-- GIVEN EXERCISE --
Using the listing below, please gather every line containing the word "they".

-- DATASET RECORDS --
+++++
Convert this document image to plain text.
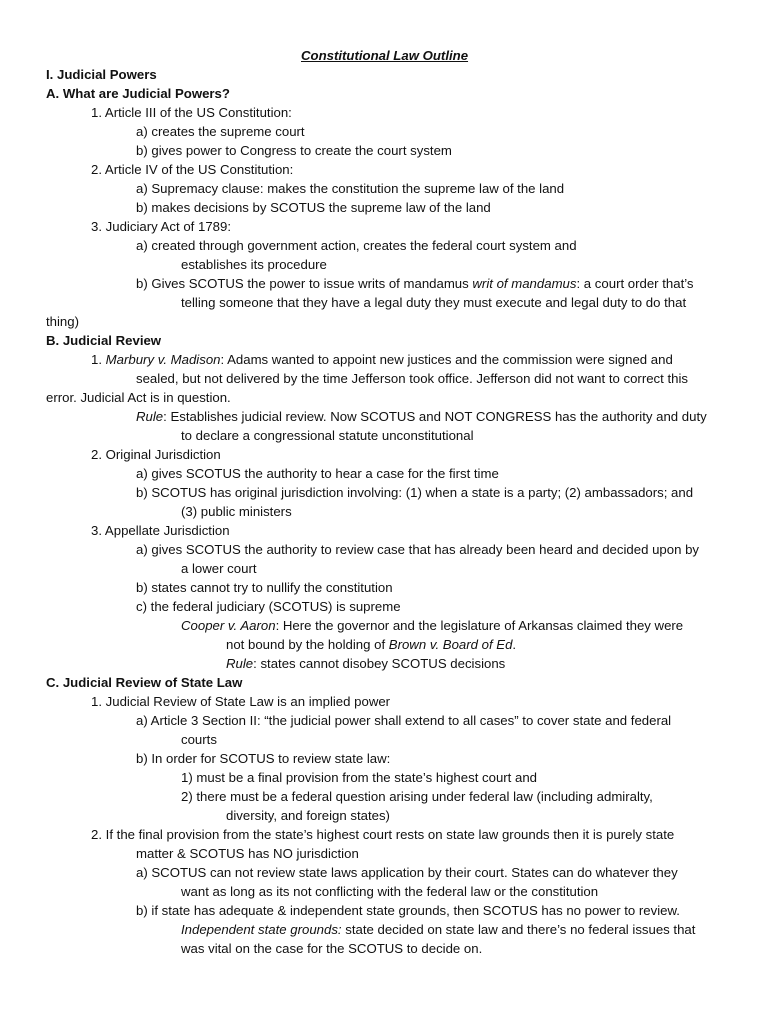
Constitutional Law Outline
I. Judicial Powers
A. What are Judicial Powers?
1. Article III of the US Constitution:
a) creates the supreme court
b) gives power to Congress to create the court system
2. Article IV of the US Constitution:
a) Supremacy clause: makes the constitution the supreme law of the land
b) makes decisions by SCOTUS the supreme law of the land
3. Judiciary Act of 1789:
a) created through government action, creates the federal court system and
establishes its procedure
b) Gives SCOTUS the power to issue writs of mandamus writ of mandamus: a court order that’s
telling someone that they have a legal duty they must execute and legal duty to do that
thing)
B. Judicial Review
1. Marbury v. Madison: Adams wanted to appoint new justices and the commission were signed and
sealed, but not delivered by the time Jefferson took office. Jefferson did not want to correct this
error. Judicial Act is in question.
Rule: Establishes judicial review. Now SCOTUS and NOT CONGRESS has the authority and duty
to declare a congressional statute unconstitutional
2. Original Jurisdiction
a) gives SCOTUS the authority to hear a case for the first time
b) SCOTUS has original jurisdiction involving: (1) when a state is a party; (2) ambassadors; and
(3) public ministers
3. Appellate Jurisdiction
a) gives SCOTUS the authority to review case that has already been heard and decided upon by
a lower court
b) states cannot try to nullify the constitution
c) the federal judiciary (SCOTUS) is supreme
Cooper v. Aaron: Here the governor and the legislature of Arkansas claimed they were
not bound by the holding of Brown v. Board of Ed.
Rule: states cannot disobey SCOTUS decisions
C. Judicial Review of State Law
1. Judicial Review of State Law is an implied power
a) Article 3 Section II: “the judicial power shall extend to all cases” to cover state and federal
courts
b) In order for SCOTUS to review state law:
1) must be a final provision from the state’s highest court and
2) there must be a federal question arising under federal law (including admiralty,
diversity, and foreign states)
2. If the final provision from the state’s highest court rests on state law grounds then it is purely state
matter & SCOTUS has NO jurisdiction
a) SCOTUS can not review state laws application by their court. States can do whatever they
want as long as its not conflicting with the federal law or the constitution
b) if state has adequate & independent state grounds, then SCOTUS has no power to review.
Independent state grounds: state decided on state law and there’s no federal issues that
was vital on the case for the SCOTUS to decide on.
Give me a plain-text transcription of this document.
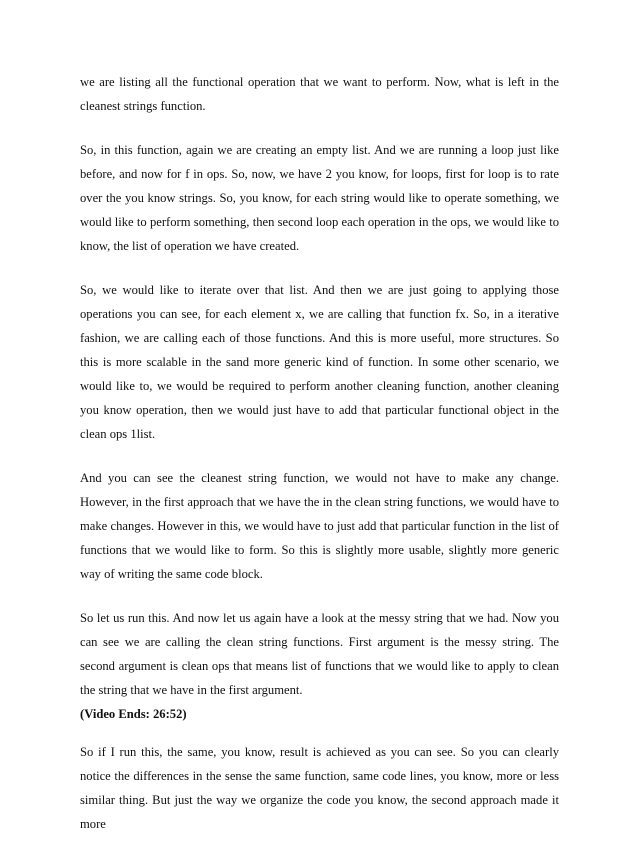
we are listing all the functional operation that we want to perform. Now, what is left in the cleanest strings function.

So, in this function, again we are creating an empty list. And we are running a loop just like before, and now for f in ops. So, now, we have 2 you know, for loops, first for loop is to rate over the you know strings. So, you know, for each string would like to operate something, we would like to perform something, then second loop each operation in the ops, we would like to know, the list of operation we have created.

So, we would like to iterate over that list. And then we are just going to applying those operations you can see, for each element x, we are calling that function fx. So, in a iterative fashion, we are calling each of those functions. And this is more useful, more structures. So this is more scalable in the sand more generic kind of function. In some other scenario, we would like to, we would be required to perform another cleaning function, another cleaning you know operation, then we would just have to add that particular functional object in the clean ops 1list.

And you can see the cleanest string function, we would not have to make any change. However, in the first approach that we have the in the clean string functions, we would have to make changes. However in this, we would have to just add that particular function in the list of functions that we would like to form. So this is slightly more usable, slightly more generic way of writing the same code block.

So let us run this. And now let us again have a look at the messy string that we had. Now you can see we are calling the clean string functions. First argument is the messy string. The second argument is clean ops that means list of functions that we would like to apply to clean the string that we have in the first argument.

(Video Ends: 26:52)

So if I run this, the same, you know, result is achieved as you can see. So you can clearly notice the differences in the sense the same function, same code lines, you know, more or less similar thing. But just the way we organize the code you know, the second approach made it more
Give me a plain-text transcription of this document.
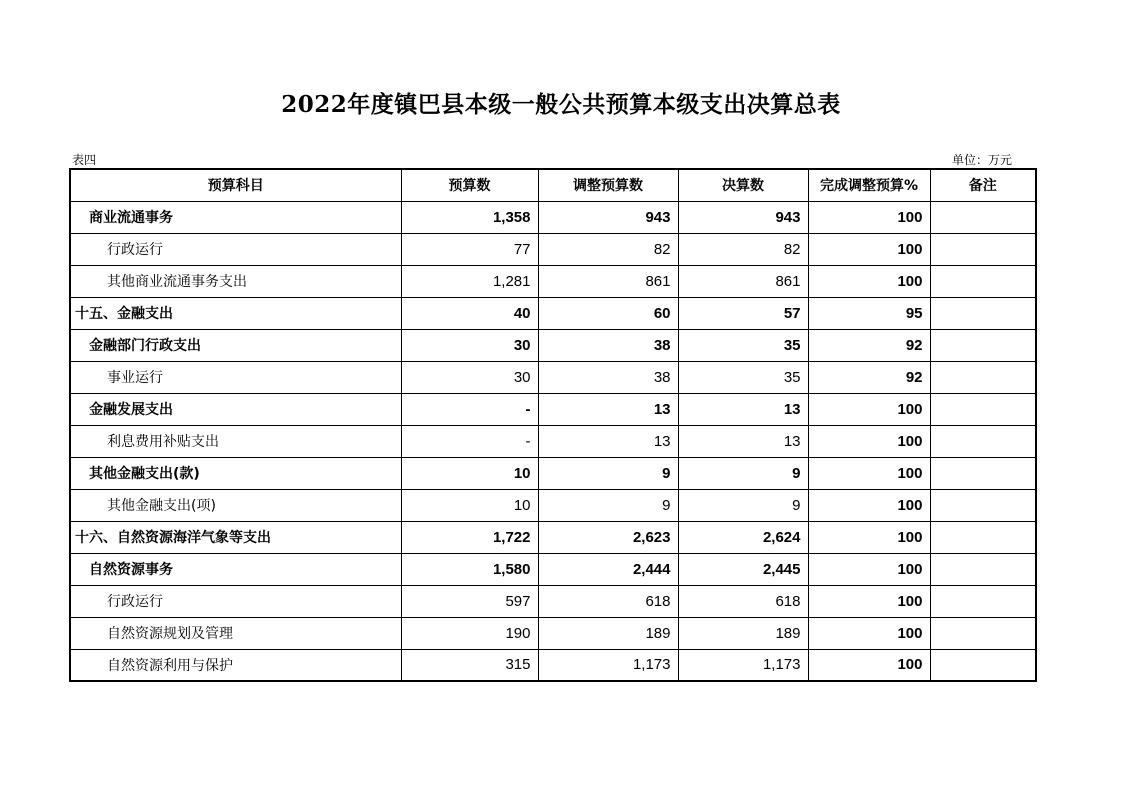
2022年度镇巴县本级一般公共预算本级支出决算总表
表四	单位：万元
预算科目	预算数	调整预算数	决算数	完成调整预算%	备注
商业流通事务	1,358	943	943	100	
行政运行	77	82	82	100	
其他商业流通事务支出	1,281	861	861	100	
十五、金融支出	40	60	57	95	
金融部门行政支出	30	38	35	92	
事业运行	30	38	35	92	
金融发展支出	-	13	13	100	
利息费用补贴支出	-	13	13	100	
其他金融支出(款)	10	9	9	100	
其他金融支出(项)	10	9	9	100	
十六、自然资源海洋气象等支出	1,722	2,623	2,624	100	
自然资源事务	1,580	2,444	2,445	100	
行政运行	597	618	618	100	
自然资源规划及管理	190	189	189	100	
自然资源利用与保护	315	1,173	1,173	100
+++++
-- FULL OUTPUT --
telling someone that they have a legal duty they must execute and legal duty to do that
Cooper v. Aaron: Here the governor and the legislature of Arkansas claimed they were
a) SCOTUS can not review state laws application by their court. States can do whatever they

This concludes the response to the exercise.